PROBLEM DESCRIPTION
In the listing that follows, count every line with the word "types" in it and write only the total.

MATERIAL TO PROCESS
##############################
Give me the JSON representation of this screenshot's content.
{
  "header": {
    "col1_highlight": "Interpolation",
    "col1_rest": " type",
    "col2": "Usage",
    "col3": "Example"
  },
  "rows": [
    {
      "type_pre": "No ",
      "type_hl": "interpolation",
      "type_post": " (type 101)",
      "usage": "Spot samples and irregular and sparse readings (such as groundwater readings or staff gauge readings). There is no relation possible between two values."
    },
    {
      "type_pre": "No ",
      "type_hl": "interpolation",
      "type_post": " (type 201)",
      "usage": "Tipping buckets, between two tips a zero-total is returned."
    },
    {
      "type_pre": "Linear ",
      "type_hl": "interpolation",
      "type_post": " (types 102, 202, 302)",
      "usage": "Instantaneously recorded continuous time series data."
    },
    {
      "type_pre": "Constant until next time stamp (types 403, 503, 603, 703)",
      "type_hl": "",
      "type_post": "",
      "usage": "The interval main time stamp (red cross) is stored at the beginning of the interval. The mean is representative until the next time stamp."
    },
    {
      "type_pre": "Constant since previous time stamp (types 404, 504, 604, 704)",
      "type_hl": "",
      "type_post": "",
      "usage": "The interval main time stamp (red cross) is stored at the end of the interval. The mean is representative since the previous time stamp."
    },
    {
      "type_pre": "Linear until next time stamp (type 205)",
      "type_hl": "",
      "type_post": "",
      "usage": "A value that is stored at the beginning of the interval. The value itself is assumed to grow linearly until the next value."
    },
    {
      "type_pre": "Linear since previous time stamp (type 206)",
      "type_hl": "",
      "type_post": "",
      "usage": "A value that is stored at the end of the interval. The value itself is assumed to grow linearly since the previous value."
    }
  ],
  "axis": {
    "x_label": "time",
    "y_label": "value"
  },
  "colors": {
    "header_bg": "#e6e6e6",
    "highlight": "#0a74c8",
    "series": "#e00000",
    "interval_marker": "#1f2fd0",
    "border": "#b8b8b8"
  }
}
##############################
REPLY TO THE TASK
3